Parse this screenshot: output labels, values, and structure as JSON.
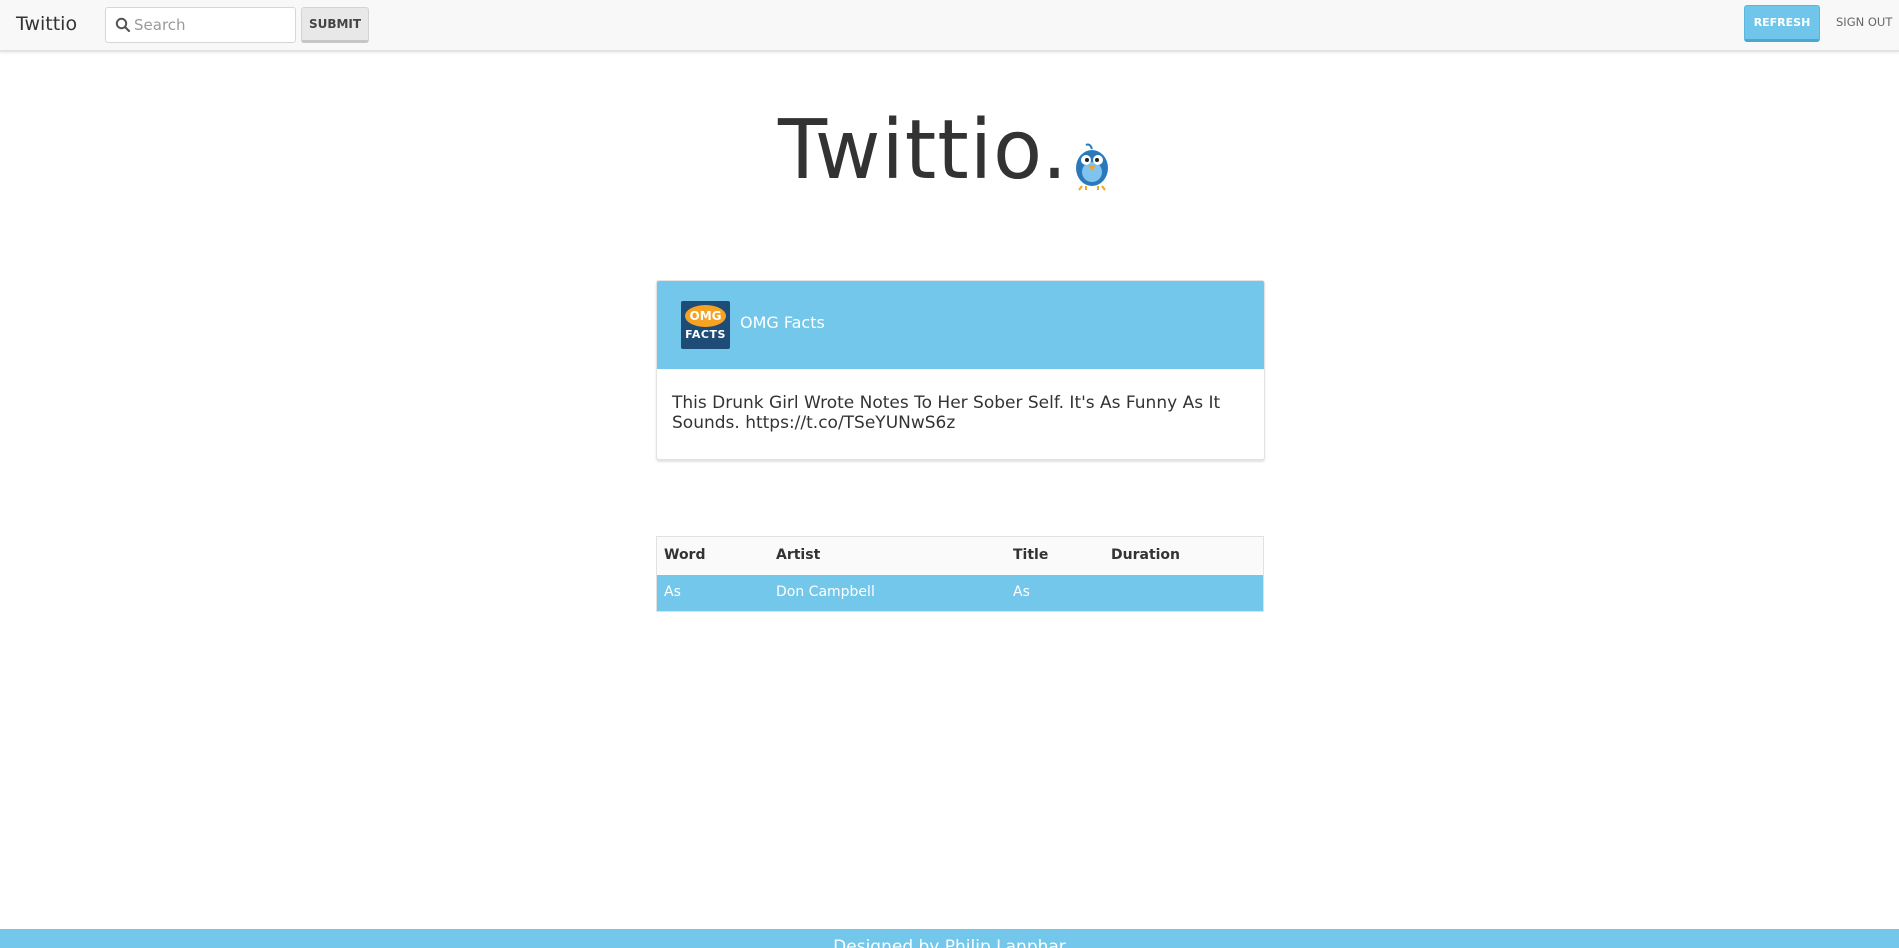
{
  "navbar": {
    "brand": "Twittio",
    "search": {
      "placeholder": "Search",
      "value": ""
    },
    "submit_label": "SUBMIT",
    "refresh_label": "REFRESH",
    "signout_label": "SIGN OUT"
  },
  "logo": {
    "title": "Twittio.",
    "bird_icon": "twitter-bird-icon"
  },
  "tweet": {
    "author": "OMG Facts",
    "avatar": {
      "top": "OMG",
      "bottom": "FACTS"
    },
    "text": "This Drunk Girl Wrote Notes To Her Sober Self. It's As Funny As It Sounds. https://t.co/TSeYUNwS6z"
  },
  "table": {
    "headers": [
      "Word",
      "Artist",
      "Title",
      "Duration"
    ],
    "rows": [
      [
        "As",
        "Don Campbell",
        "As",
        ""
      ]
    ]
  },
  "footer": {
    "text": "Designed by Philip Lanphar"
  },
  "colors": {
    "accent": "#72c7ea",
    "navbar_bg": "#f8f8f8",
    "text": "#333333"
  }
}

□ □ □ □ □

→ **Directive**
Report all lines of the data above that include the string "text".

→ **Answer**
    "text": "This Drunk Girl Wrote Notes To Her Sober Self. It's As Funny As It Sounds. https://t.co/TSeYUNwS6z"
    "text": "Designed by Philip Lanphar"
    "text": "#333333"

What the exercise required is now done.